======== Input ========

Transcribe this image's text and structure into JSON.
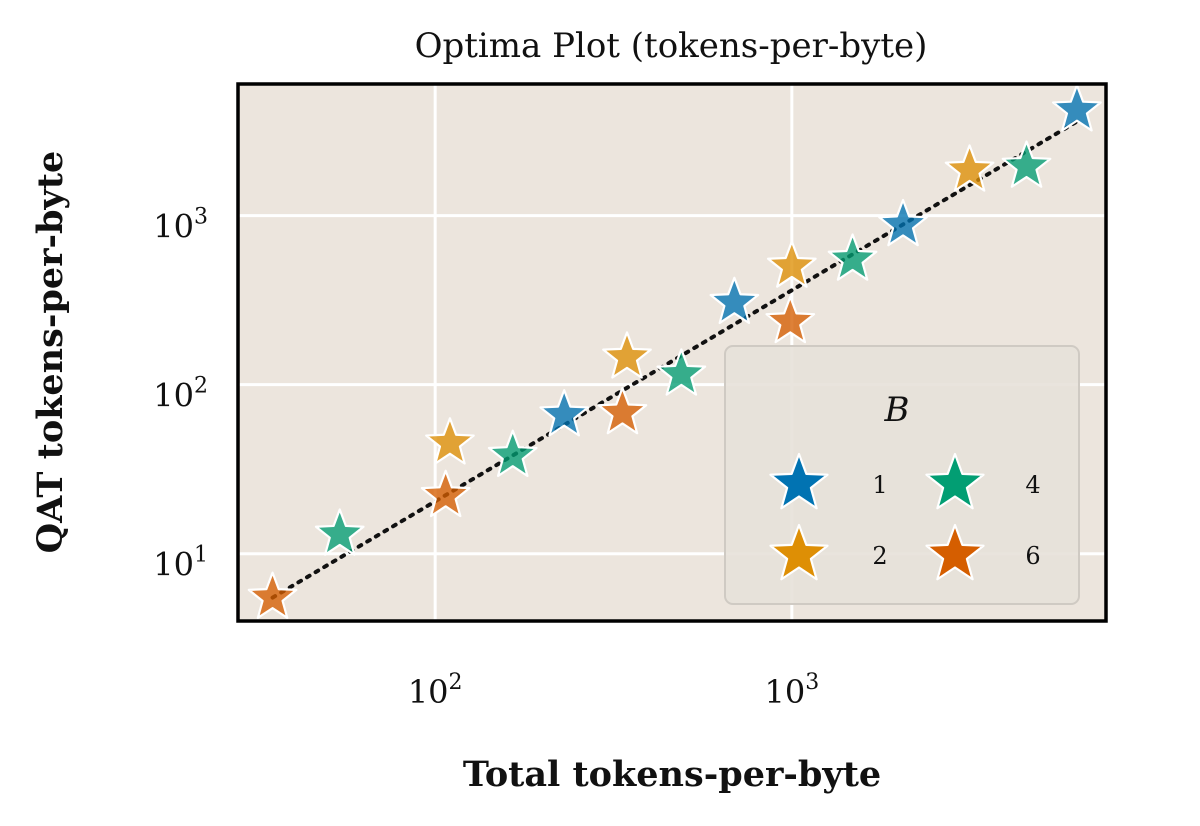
{
  "chart_data": {
    "type": "scatter",
    "title": "Optima Plot (tokens-per-byte)",
    "xlabel": "Total tokens-per-byte",
    "ylabel": "QAT tokens-per-byte",
    "xscale": "log",
    "yscale": "log",
    "xlim": [
      28,
      7600
    ],
    "ylim": [
      4,
      6000
    ],
    "x_ticks": [
      100,
      1000
    ],
    "y_ticks": [
      10,
      100,
      1000
    ],
    "x_tick_labels": [
      {
        "base": "10",
        "exp": "2"
      },
      {
        "base": "10",
        "exp": "3"
      }
    ],
    "y_tick_labels": [
      {
        "base": "10",
        "exp": "1"
      },
      {
        "base": "10",
        "exp": "2"
      },
      {
        "base": "10",
        "exp": "3"
      }
    ],
    "grid": true,
    "trend_line": {
      "style": "dotted",
      "from": [
        35,
        5.5
      ],
      "to": [
        6300,
        3600
      ]
    },
    "legend": {
      "title": "B",
      "position": "lower-right",
      "columns": 2,
      "entries": [
        {
          "label": "1",
          "color": "#0173b2"
        },
        {
          "label": "4",
          "color": "#029e73"
        },
        {
          "label": "2",
          "color": "#de8f05"
        },
        {
          "label": "6",
          "color": "#d55e00"
        }
      ]
    },
    "series": [
      {
        "name": "1",
        "color": "#0173b2",
        "points": [
          [
            230,
            66
          ],
          [
            690,
            305
          ],
          [
            2050,
            880
          ],
          [
            6300,
            4200
          ]
        ]
      },
      {
        "name": "2",
        "color": "#de8f05",
        "points": [
          [
            110,
            45
          ],
          [
            345,
            145
          ],
          [
            1000,
            500
          ],
          [
            3150,
            1850
          ]
        ]
      },
      {
        "name": "4",
        "color": "#029e73",
        "points": [
          [
            54,
            13
          ],
          [
            165,
            38
          ],
          [
            490,
            115
          ],
          [
            1480,
            550
          ],
          [
            4550,
            1950
          ]
        ]
      },
      {
        "name": "6",
        "color": "#d55e00",
        "points": [
          [
            35,
            5.5
          ],
          [
            107,
            22
          ],
          [
            335,
            68
          ],
          [
            990,
            235
          ]
        ]
      }
    ]
  },
  "colors": {
    "plot_background": "#ece5dd",
    "grid": "#ffffff",
    "frame": "#000000"
  }
}
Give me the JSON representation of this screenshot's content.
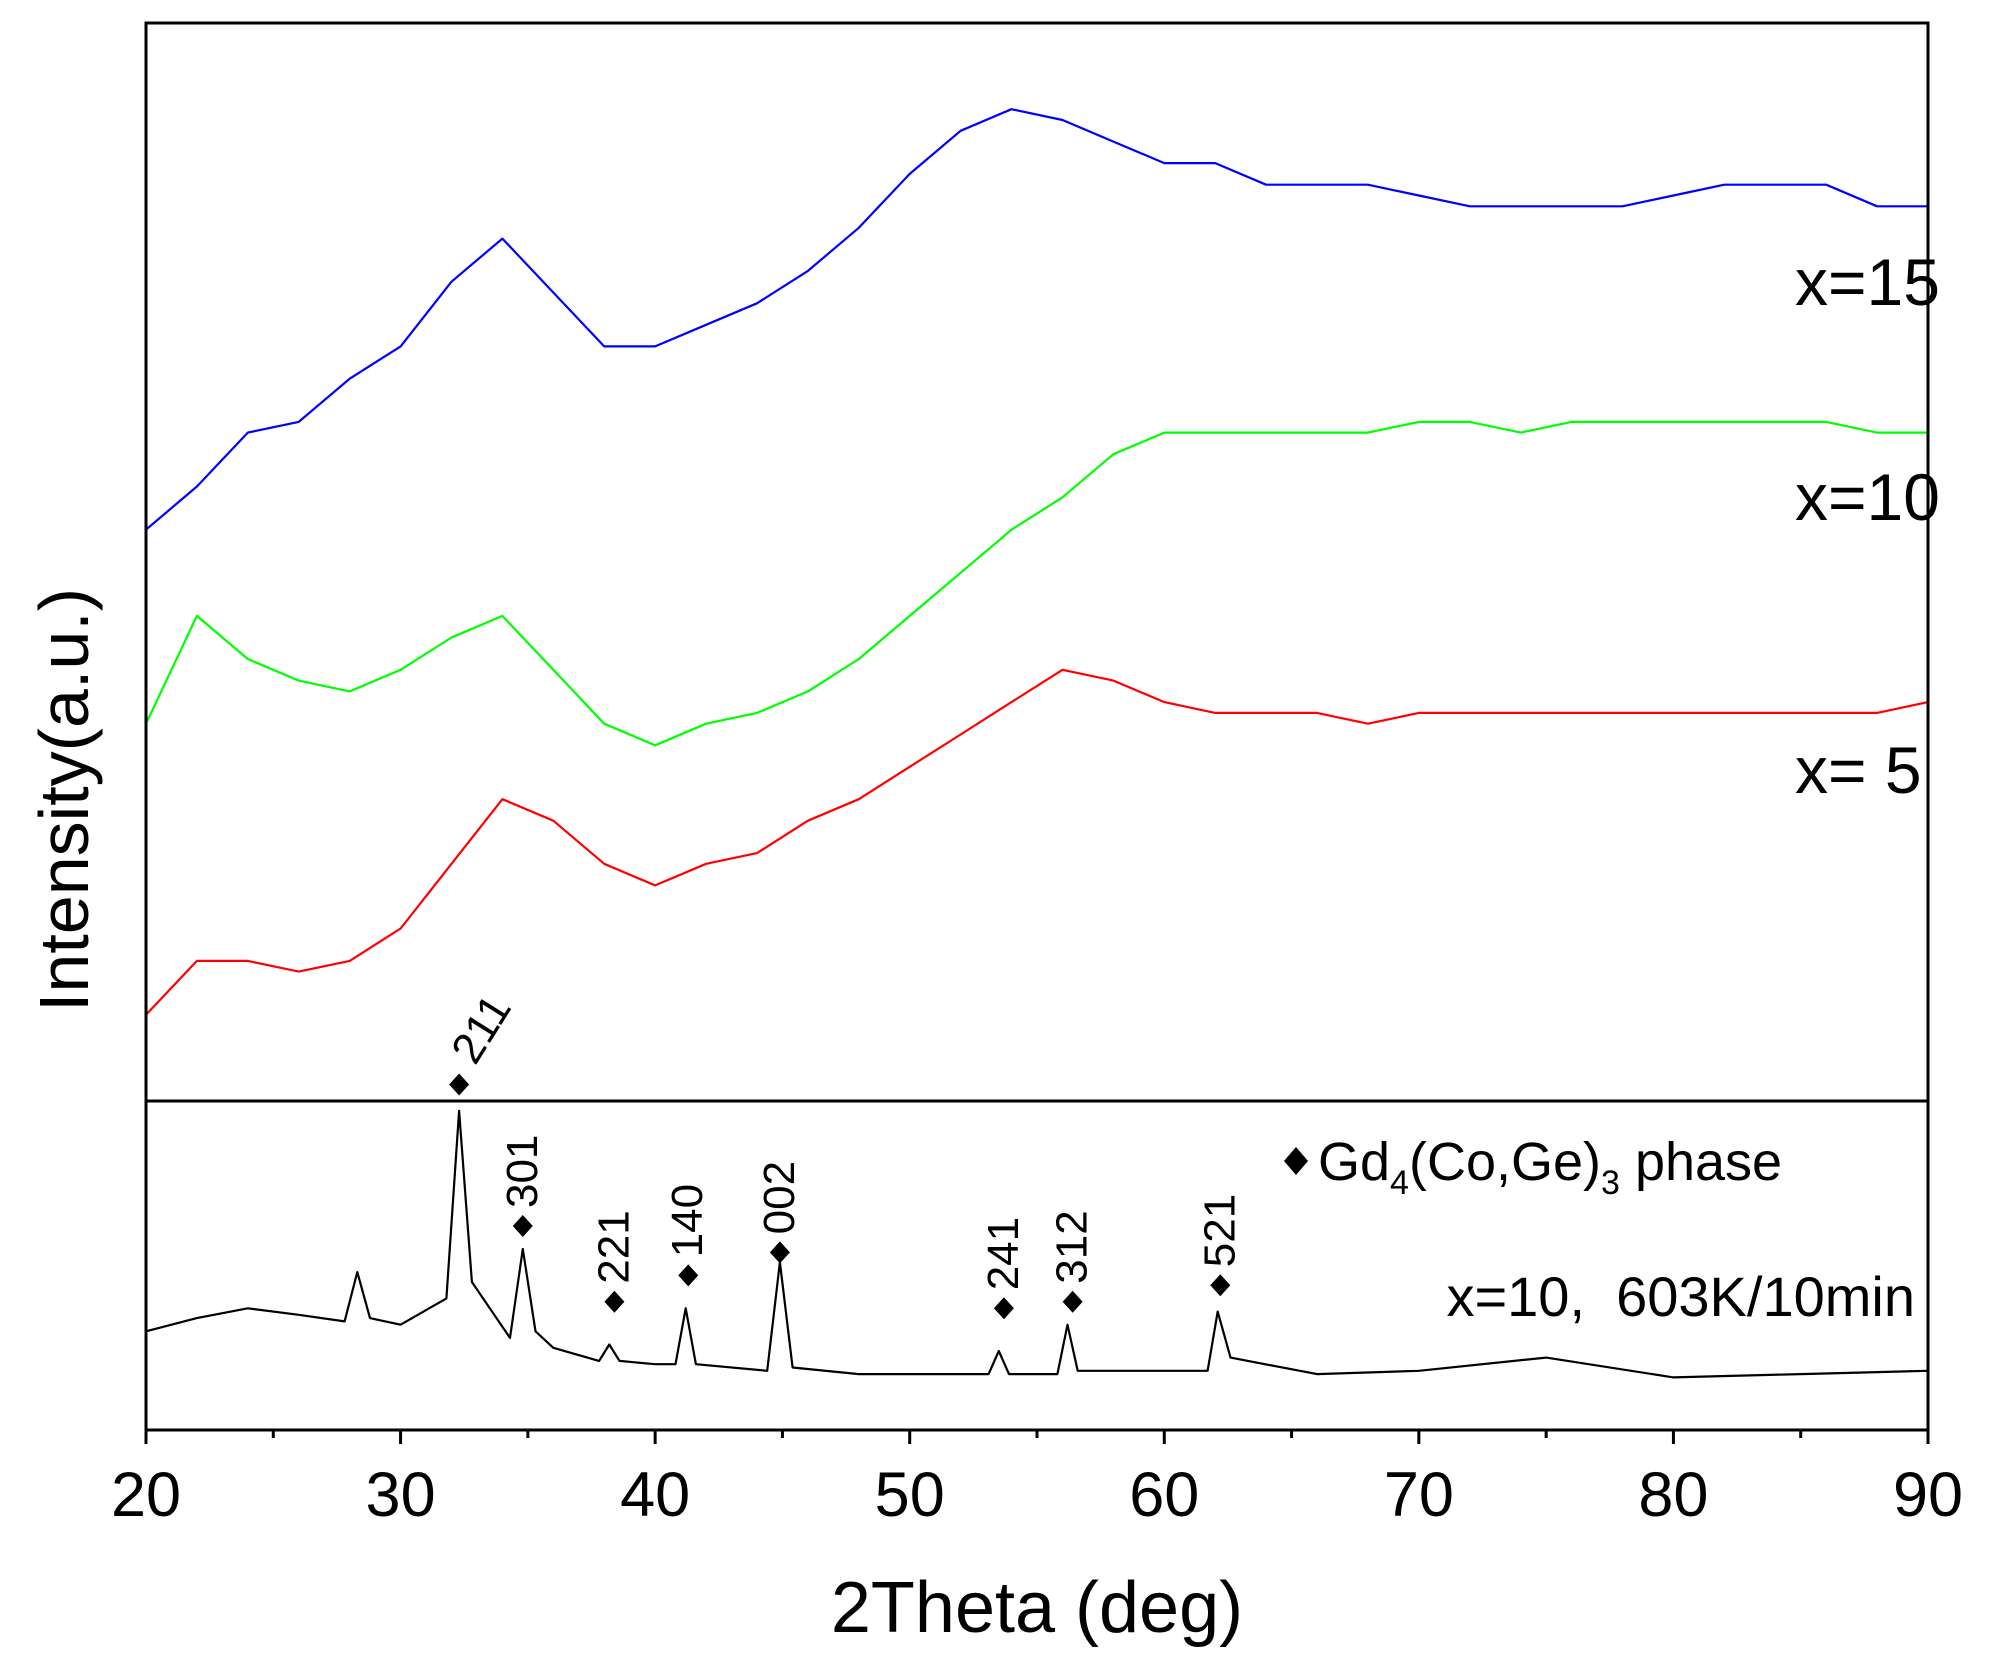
{
  "chart_data": [
    {
      "type": "line",
      "y_label": "Intensity(a.u.)",
      "xlim": [
        20,
        90
      ],
      "ylim": [
        0,
        100
      ],
      "yticks": [],
      "x": [
        20,
        22,
        24,
        26,
        28,
        30,
        32,
        34,
        36,
        38,
        40,
        42,
        44,
        46,
        48,
        50,
        52,
        54,
        56,
        58,
        60,
        62,
        64,
        66,
        68,
        70,
        72,
        74,
        76,
        78,
        80,
        82,
        84,
        86,
        88,
        90
      ],
      "series": [
        {
          "name": "x=15",
          "color": "#0000ff",
          "values": [
            53,
            57,
            62,
            63,
            67,
            70,
            76,
            80,
            75,
            70,
            70,
            72,
            74,
            77,
            81,
            86,
            90,
            92,
            91,
            89,
            87,
            87,
            85,
            85,
            85,
            84,
            83,
            83,
            83,
            83,
            84,
            85,
            85,
            85,
            83,
            83
          ]
        },
        {
          "name": "x=10",
          "color": "#00ff00",
          "values": [
            35,
            45,
            41,
            39,
            38,
            40,
            43,
            45,
            40,
            35,
            33,
            35,
            36,
            38,
            41,
            45,
            49,
            53,
            56,
            60,
            62,
            62,
            62,
            62,
            62,
            63,
            63,
            62,
            63,
            63,
            63,
            63,
            63,
            63,
            62,
            62
          ]
        },
        {
          "name": "x= 5",
          "color": "#ff0000",
          "values": [
            8,
            13,
            13,
            12,
            13,
            16,
            22,
            28,
            26,
            22,
            20,
            22,
            23,
            26,
            28,
            31,
            34,
            37,
            40,
            39,
            37,
            36,
            36,
            36,
            35,
            36,
            36,
            36,
            36,
            36,
            36,
            36,
            36,
            36,
            36,
            37
          ]
        }
      ]
    },
    {
      "type": "line",
      "x_label": "2Theta (deg)",
      "xlim": [
        20,
        90
      ],
      "ylim": [
        0,
        100
      ],
      "yticks": [],
      "xticks": [
        20,
        30,
        40,
        50,
        60,
        70,
        80,
        90
      ],
      "xminorticks": [
        25,
        35,
        45,
        55,
        65,
        75,
        85
      ],
      "x": [
        20,
        22,
        24,
        26,
        27.8,
        28.3,
        28.8,
        30,
        31.8,
        32.3,
        32.8,
        34.3,
        34.8,
        35.3,
        36,
        37.8,
        38.2,
        38.6,
        40,
        40.8,
        41.2,
        41.6,
        44.4,
        44.9,
        45.4,
        48,
        53.1,
        53.5,
        53.9,
        55.8,
        56.2,
        56.6,
        61.7,
        62.1,
        62.6,
        66,
        70,
        75,
        80,
        85,
        90
      ],
      "series": [
        {
          "color": "#000000",
          "values": [
            30,
            34,
            37,
            35,
            33,
            48,
            34,
            32,
            40,
            97,
            45,
            28,
            55,
            30,
            25,
            21,
            26,
            21,
            20,
            20,
            37,
            20,
            18,
            51,
            19,
            17,
            17,
            24,
            17,
            17,
            32,
            18,
            18,
            36,
            22,
            17,
            18,
            22,
            16,
            17,
            18
          ]
        }
      ],
      "peaks": [
        {
          "label": "211",
          "x": 32.3,
          "y": 105
        },
        {
          "label": "301",
          "x": 34.8,
          "y": 62
        },
        {
          "label": "221",
          "x": 38.4,
          "y": 39
        },
        {
          "label": "140",
          "x": 41.3,
          "y": 47
        },
        {
          "label": "002",
          "x": 44.9,
          "y": 54
        },
        {
          "label": "241",
          "x": 53.7,
          "y": 37
        },
        {
          "label": "312",
          "x": 56.4,
          "y": 39
        },
        {
          "label": "521",
          "x": 62.2,
          "y": 44
        }
      ],
      "phase_label": [
        "Gd",
        "4",
        "(Co,Ge)",
        "3",
        " phase"
      ],
      "annotation": "x=10,  603K/10min"
    }
  ]
}
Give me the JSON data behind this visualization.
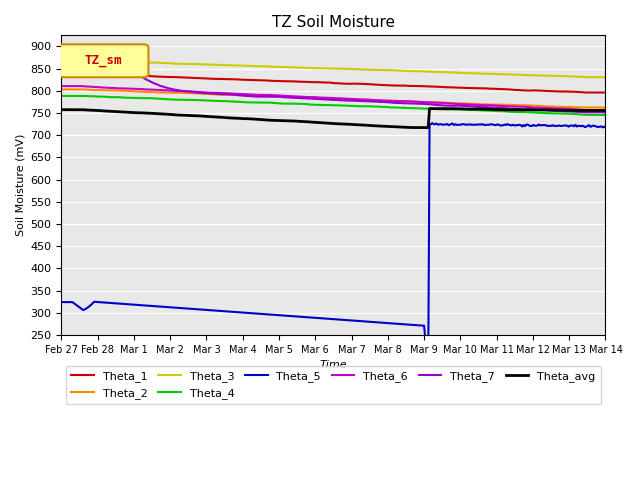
{
  "title": "TZ Soil Moisture",
  "xlabel": "Time",
  "ylabel": "Soil Moisture (mV)",
  "ylim": [
    250,
    925
  ],
  "yticks": [
    250,
    300,
    350,
    400,
    450,
    500,
    550,
    600,
    650,
    700,
    750,
    800,
    850,
    900
  ],
  "background_color": "#e8e8e8",
  "legend_label": "TZ_sm",
  "series": {
    "Theta_1": {
      "color": "#cc0000"
    },
    "Theta_2": {
      "color": "#ff8800"
    },
    "Theta_3": {
      "color": "#cccc00"
    },
    "Theta_4": {
      "color": "#00cc00"
    },
    "Theta_5": {
      "color": "#0000cc"
    },
    "Theta_6": {
      "color": "#cc00cc"
    },
    "Theta_7": {
      "color": "#9900cc"
    },
    "Theta_avg": {
      "color": "#000000"
    }
  },
  "x_tick_labels": [
    "Feb 27",
    "Feb 28",
    "Mar 1",
    "Mar 2",
    "Mar 3",
    "Mar 4",
    "Mar 5",
    "Mar 6",
    "Mar 7",
    "Mar 8",
    "Mar 9",
    "Mar 10",
    "Mar 11",
    "Mar 12",
    "Mar 13",
    "Mar 14"
  ],
  "n_points": 400,
  "drop_index": 270
}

========

Requirements
Replicate the material above verbatim; images stay out of the copy.

Exercise response
Transcribe this image's text and structure into JSON.
{
  "chart_data": {
    "type": "scatter",
    "title": "Optima Plot (tokens-per-byte)",
    "xlabel": "Total tokens-per-byte",
    "ylabel": "QAT tokens-per-byte",
    "xscale": "log",
    "yscale": "log",
    "xlim": [
      28,
      7600
    ],
    "ylim": [
      4,
      6000
    ],
    "x_ticks": [
      100,
      1000
    ],
    "y_ticks": [
      10,
      100,
      1000
    ],
    "x_tick_labels": [
      {
        "base": "10",
        "exp": "2"
      },
      {
        "base": "10",
        "exp": "3"
      }
    ],
    "y_tick_labels": [
      {
        "base": "10",
        "exp": "1"
      },
      {
        "base": "10",
        "exp": "2"
      },
      {
        "base": "10",
        "exp": "3"
      }
    ],
    "grid": true,
    "trend_line": {
      "style": "dotted",
      "from": [
        35,
        5.5
      ],
      "to": [
        6300,
        3600
      ]
    },
    "legend": {
      "title": "B",
      "position": "lower-right",
      "columns": 2,
      "entries": [
        {
          "label": "1",
          "color": "#0173b2"
        },
        {
          "label": "4",
          "color": "#029e73"
        },
        {
          "label": "2",
          "color": "#de8f05"
        },
        {
          "label": "6",
          "color": "#d55e00"
        }
      ]
    },
    "series": [
      {
        "name": "1",
        "color": "#0173b2",
        "points": [
          [
            230,
            66
          ],
          [
            690,
            305
          ],
          [
            2050,
            880
          ],
          [
            6300,
            4200
          ]
        ]
      },
      {
        "name": "2",
        "color": "#de8f05",
        "points": [
          [
            110,
            45
          ],
          [
            345,
            145
          ],
          [
            1000,
            500
          ],
          [
            3150,
            1850
          ]
        ]
      },
      {
        "name": "4",
        "color": "#029e73",
        "points": [
          [
            54,
            13
          ],
          [
            165,
            38
          ],
          [
            490,
            115
          ],
          [
            1480,
            550
          ],
          [
            4550,
            1950
          ]
        ]
      },
      {
        "name": "6",
        "color": "#d55e00",
        "points": [
          [
            35,
            5.5
          ],
          [
            107,
            22
          ],
          [
            335,
            68
          ],
          [
            990,
            235
          ]
        ]
      }
    ]
  },
  "colors": {
    "plot_background": "#ece5dd",
    "grid": "#ffffff",
    "frame": "#000000"
  }
}
Give me the JSON representation of this screenshot's content.
{
  "chart_data": [
    {
      "type": "line",
      "y_label": "Intensity(a.u.)",
      "xlim": [
        20,
        90
      ],
      "ylim": [
        0,
        100
      ],
      "yticks": [],
      "x": [
        20,
        22,
        24,
        26,
        28,
        30,
        32,
        34,
        36,
        38,
        40,
        42,
        44,
        46,
        48,
        50,
        52,
        54,
        56,
        58,
        60,
        62,
        64,
        66,
        68,
        70,
        72,
        74,
        76,
        78,
        80,
        82,
        84,
        86,
        88,
        90
      ],
      "series": [
        {
          "name": "x=15",
          "color": "#0000ff",
          "values": [
            53,
            57,
            62,
            63,
            67,
            70,
            76,
            80,
            75,
            70,
            70,
            72,
            74,
            77,
            81,
            86,
            90,
            92,
            91,
            89,
            87,
            87,
            85,
            85,
            85,
            84,
            83,
            83,
            83,
            83,
            84,
            85,
            85,
            85,
            83,
            83
          ]
        },
        {
          "name": "x=10",
          "color": "#00ff00",
          "values": [
            35,
            45,
            41,
            39,
            38,
            40,
            43,
            45,
            40,
            35,
            33,
            35,
            36,
            38,
            41,
            45,
            49,
            53,
            56,
            60,
            62,
            62,
            62,
            62,
            62,
            63,
            63,
            62,
            63,
            63,
            63,
            63,
            63,
            63,
            62,
            62
          ]
        },
        {
          "name": "x= 5",
          "color": "#ff0000",
          "values": [
            8,
            13,
            13,
            12,
            13,
            16,
            22,
            28,
            26,
            22,
            20,
            22,
            23,
            26,
            28,
            31,
            34,
            37,
            40,
            39,
            37,
            36,
            36,
            36,
            35,
            36,
            36,
            36,
            36,
            36,
            36,
            36,
            36,
            36,
            36,
            37
          ]
        }
      ]
    },
    {
      "type": "line",
      "x_label": "2Theta (deg)",
      "xlim": [
        20,
        90
      ],
      "ylim": [
        0,
        100
      ],
      "yticks": [],
      "xticks": [
        20,
        30,
        40,
        50,
        60,
        70,
        80,
        90
      ],
      "xminorticks": [
        25,
        35,
        45,
        55,
        65,
        75,
        85
      ],
      "x": [
        20,
        22,
        24,
        26,
        27.8,
        28.3,
        28.8,
        30,
        31.8,
        32.3,
        32.8,
        34.3,
        34.8,
        35.3,
        36,
        37.8,
        38.2,
        38.6,
        40,
        40.8,
        41.2,
        41.6,
        44.4,
        44.9,
        45.4,
        48,
        53.1,
        53.5,
        53.9,
        55.8,
        56.2,
        56.6,
        61.7,
        62.1,
        62.6,
        66,
        70,
        75,
        80,
        85,
        90
      ],
      "series": [
        {
          "color": "#000000",
          "values": [
            30,
            34,
            37,
            35,
            33,
            48,
            34,
            32,
            40,
            97,
            45,
            28,
            55,
            30,
            25,
            21,
            26,
            21,
            20,
            20,
            37,
            20,
            18,
            51,
            19,
            17,
            17,
            24,
            17,
            17,
            32,
            18,
            18,
            36,
            22,
            17,
            18,
            22,
            16,
            17,
            18
          ]
        }
      ],
      "peaks": [
        {
          "label": "211",
          "x": 32.3,
          "y": 105
        },
        {
          "label": "301",
          "x": 34.8,
          "y": 62
        },
        {
          "label": "221",
          "x": 38.4,
          "y": 39
        },
        {
          "label": "140",
          "x": 41.3,
          "y": 47
        },
        {
          "label": "002",
          "x": 44.9,
          "y": 54
        },
        {
          "label": "241",
          "x": 53.7,
          "y": 37
        },
        {
          "label": "312",
          "x": 56.4,
          "y": 39
        },
        {
          "label": "521",
          "x": 62.2,
          "y": 44
        }
      ],
      "phase_label": [
        "Gd",
        "4",
        "(Co,Ge)",
        "3",
        " phase"
      ],
      "annotation": "x=10,  603K/10min"
    }
  ]
}
Give me the JSON data behind this visualization.
{
  "title": "TZ Soil Moisture",
  "xlabel": "Time",
  "ylabel": "Soil Moisture (mV)",
  "ylim": [
    250,
    925
  ],
  "yticks": [
    250,
    300,
    350,
    400,
    450,
    500,
    550,
    600,
    650,
    700,
    750,
    800,
    850,
    900
  ],
  "background_color": "#e8e8e8",
  "legend_label": "TZ_sm",
  "series": {
    "Theta_1": {
      "color": "#cc0000"
    },
    "Theta_2": {
      "color": "#ff8800"
    },
    "Theta_3": {
      "color": "#cccc00"
    },
    "Theta_4": {
      "color": "#00cc00"
    },
    "Theta_5": {
      "color": "#0000cc"
    },
    "Theta_6": {
      "color": "#cc00cc"
    },
    "Theta_7": {
      "color": "#9900cc"
    },
    "Theta_avg": {
      "color": "#000000"
    }
  },
  "x_tick_labels": [
    "Feb 27",
    "Feb 28",
    "Mar 1",
    "Mar 2",
    "Mar 3",
    "Mar 4",
    "Mar 5",
    "Mar 6",
    "Mar 7",
    "Mar 8",
    "Mar 9",
    "Mar 10",
    "Mar 11",
    "Mar 12",
    "Mar 13",
    "Mar 14"
  ],
  "n_points": 400,
  "drop_index": 270
}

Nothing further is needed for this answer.